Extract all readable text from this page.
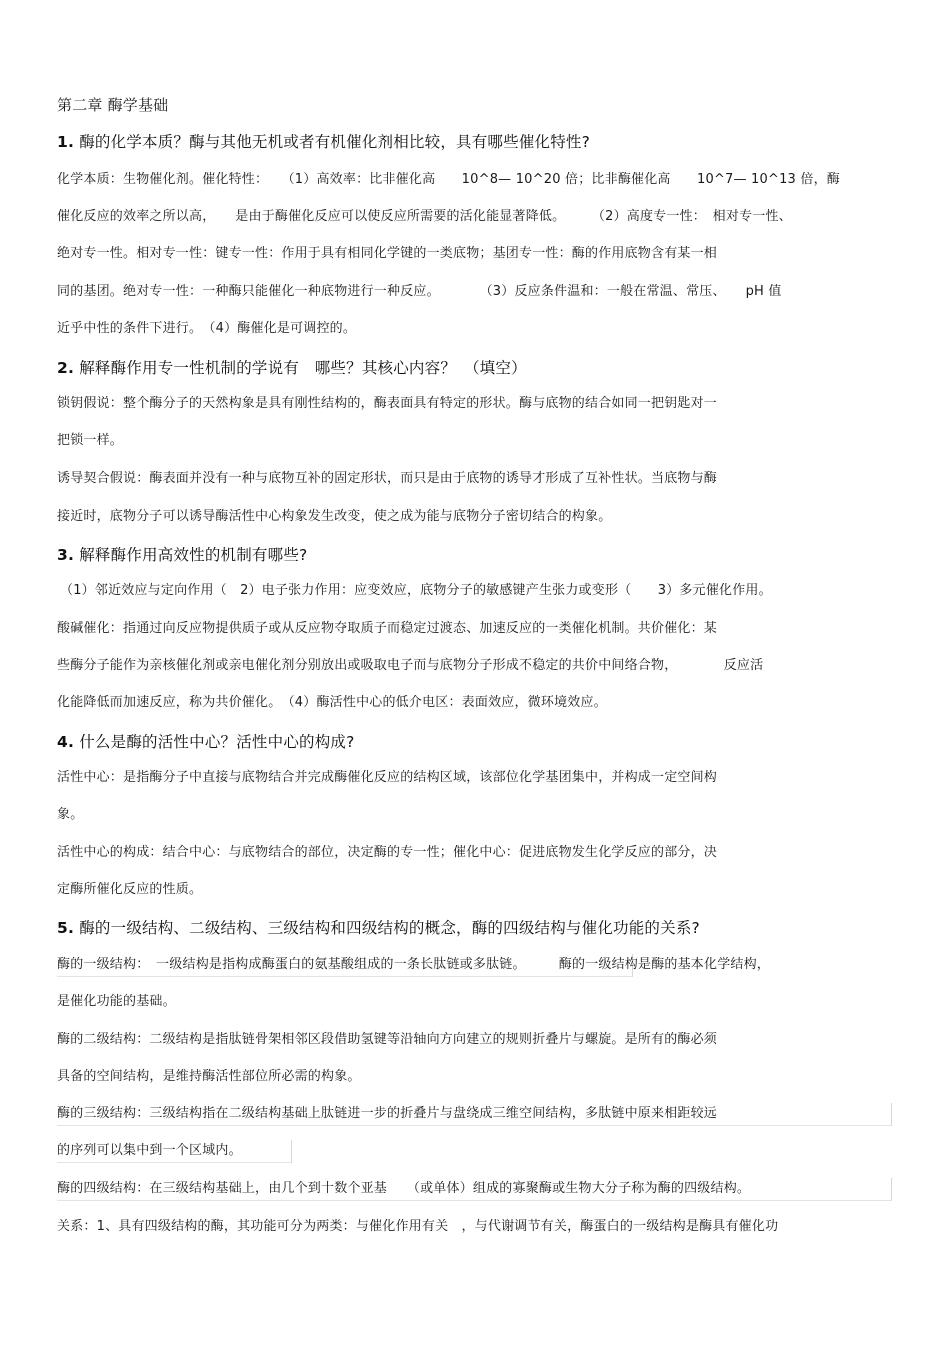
第二章 酶学基础
1. 酶的化学本质？酶与其他无机或者有机催化剂相比较，具有哪些催化特性?
化学本质：生物催化剂。催化特性：　　（1）高效率：比非催化高　　10^8— 10^20 倍；比非酶催化高　　10^7— 10^13 倍，酶
催化反应的效率之所以高，　　是由于酶催化反应可以使反应所需要的活化能显著降低。　　　（2）高度专一性：　相对专一性、
绝对专一性。相对专一性：键专一性：作用于具有相同化学键的一类底物；基团专一性：酶的作用底物含有某一相
同的基团。绝对专一性：一种酶只能催化一种底物进行一种反应。　　　　（3）反应条件温和：一般在常温、常压、　　pH 值
近乎中性的条件下进行。　（4）酶催化是可调控的。
2. 解释酶作用专一性机制的学说有　哪些？其核心内容？　（填空）
锁钥假说：整个酶分子的天然构象是具有刚性结构的，酶表面具有特定的形状。酶与底物的结合如同一把钥匙对一
把锁一样。
诱导契合假说：酶表面并没有一种与底物互补的固定形状，而只是由于底物的诱导才形成了互补性状。当底物与酶
接近时，底物分子可以诱导酶活性中心构象发生改变，使之成为能与底物分子密切结合的构象。
3. 解释酶作用高效性的机制有哪些?
（1）邻近效应与定向作用（　2）电子张力作用：应变效应，底物分子的敏感键产生张力或变形（　　3）多元催化作用。
酸碱催化：指通过向反应物提供质子或从反应物夺取质子而稳定过渡态、加速反应的一类催化机制。共价催化：某
些酶分子能作为亲核催化剂或亲电催化剂分别放出或吸取电子而与底物分子形成不稳定的共价中间络合物，　　　　反应活
化能降低而加速反应，称为共价催化。　（4）酶活性中心的低介电区：表面效应，微环境效应。
4. 什么是酶的活性中心？活性中心的构成?
活性中心：是指酶分子中直接与底物结合并完成酶催化反应的结构区域，该部位化学基团集中，并构成一定空间构
象。
活性中心的构成：结合中心：与底物结合的部位，决定酶的专一性；催化中心：促进底物发生化学反应的部分，决
定酶所催化反应的性质。
5. 酶的一级结构、二级结构、三级结构和四级结构的概念，酶的四级结构与催化功能的关系?
酶的一级结构：　一级结构是指构成酶蛋白的氨基酸组成的一条长肽链或多肽链。　　　酶的一级结构是酶的基本化学结构，
是催化功能的基础。
酶的二级结构：二级结构是指肽链骨架相邻区段借助氢键等沿轴向方向建立的规则折叠片与螺旋。是所有的酶必须
具备的空间结构，是维持酶活性部位所必需的构象。
酶的三级结构：三级结构指在二级结构基础上肽链进一步的折叠片与盘绕成三维空间结构，多肽链中原来相距较远
的序列可以集中到一个区域内。
酶的四级结构：在三级结构基础上，由几个到十数个亚基　　（或单体）组成的寡聚酶或生物大分子称为酶的四级结构。
关系：1、具有四级结构的酶，其功能可分为两类：与催化作用有关　，与代谢调节有关，酶蛋白的一级结构是酶具有催化功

### Instructions for the task
Retype each record exactly as it stands, but do not include the pictures.

### Complete output
Extract all readable text from this page.
第二章 酶学基础
1. 酶的化学本质？酶与其他无机或者有机催化剂相比较，具有哪些催化特性?
化学本质：生物催化剂。催化特性：　　（1）高效率：比非催化高　　10^8— 10^20 倍；比非酶催化高　　10^7— 10^13 倍，酶
催化反应的效率之所以高，　　是由于酶催化反应可以使反应所需要的活化能显著降低。　　　（2）高度专一性：　相对专一性、
绝对专一性。相对专一性：键专一性：作用于具有相同化学键的一类底物；基团专一性：酶的作用底物含有某一相
同的基团。绝对专一性：一种酶只能催化一种底物进行一种反应。　　　　（3）反应条件温和：一般在常温、常压、　　pH 值
近乎中性的条件下进行。　（4）酶催化是可调控的。
2. 解释酶作用专一性机制的学说有　哪些？其核心内容？　（填空）
锁钥假说：整个酶分子的天然构象是具有刚性结构的，酶表面具有特定的形状。酶与底物的结合如同一把钥匙对一
把锁一样。
诱导契合假说：酶表面并没有一种与底物互补的固定形状，而只是由于底物的诱导才形成了互补性状。当底物与酶
接近时，底物分子可以诱导酶活性中心构象发生改变，使之成为能与底物分子密切结合的构象。
3. 解释酶作用高效性的机制有哪些?
（1）邻近效应与定向作用（　2）电子张力作用：应变效应，底物分子的敏感键产生张力或变形（　　3）多元催化作用。
酸碱催化：指通过向反应物提供质子或从反应物夺取质子而稳定过渡态、加速反应的一类催化机制。共价催化：某
些酶分子能作为亲核催化剂或亲电催化剂分别放出或吸取电子而与底物分子形成不稳定的共价中间络合物，　　　　反应活
化能降低而加速反应，称为共价催化。　（4）酶活性中心的低介电区：表面效应，微环境效应。
4. 什么是酶的活性中心？活性中心的构成?
活性中心：是指酶分子中直接与底物结合并完成酶催化反应的结构区域，该部位化学基团集中，并构成一定空间构
象。
活性中心的构成：结合中心：与底物结合的部位，决定酶的专一性；催化中心：促进底物发生化学反应的部分，决
定酶所催化反应的性质。
5. 酶的一级结构、二级结构、三级结构和四级结构的概念，酶的四级结构与催化功能的关系?
酶的一级结构：　一级结构是指构成酶蛋白的氨基酸组成的一条长肽链或多肽链。　　　酶的一级结构是酶的基本化学结构，
是催化功能的基础。
酶的二级结构：二级结构是指肽链骨架相邻区段借助氢键等沿轴向方向建立的规则折叠片与螺旋。是所有的酶必须
具备的空间结构，是维持酶活性部位所必需的构象。
酶的三级结构：三级结构指在二级结构基础上肽链进一步的折叠片与盘绕成三维空间结构，多肽链中原来相距较远
的序列可以集中到一个区域内。
酶的四级结构：在三级结构基础上，由几个到十数个亚基　　（或单体）组成的寡聚酶或生物大分子称为酶的四级结构。
关系：1、具有四级结构的酶，其功能可分为两类：与催化作用有关　，与代谢调节有关，酶蛋白的一级结构是酶具有催化功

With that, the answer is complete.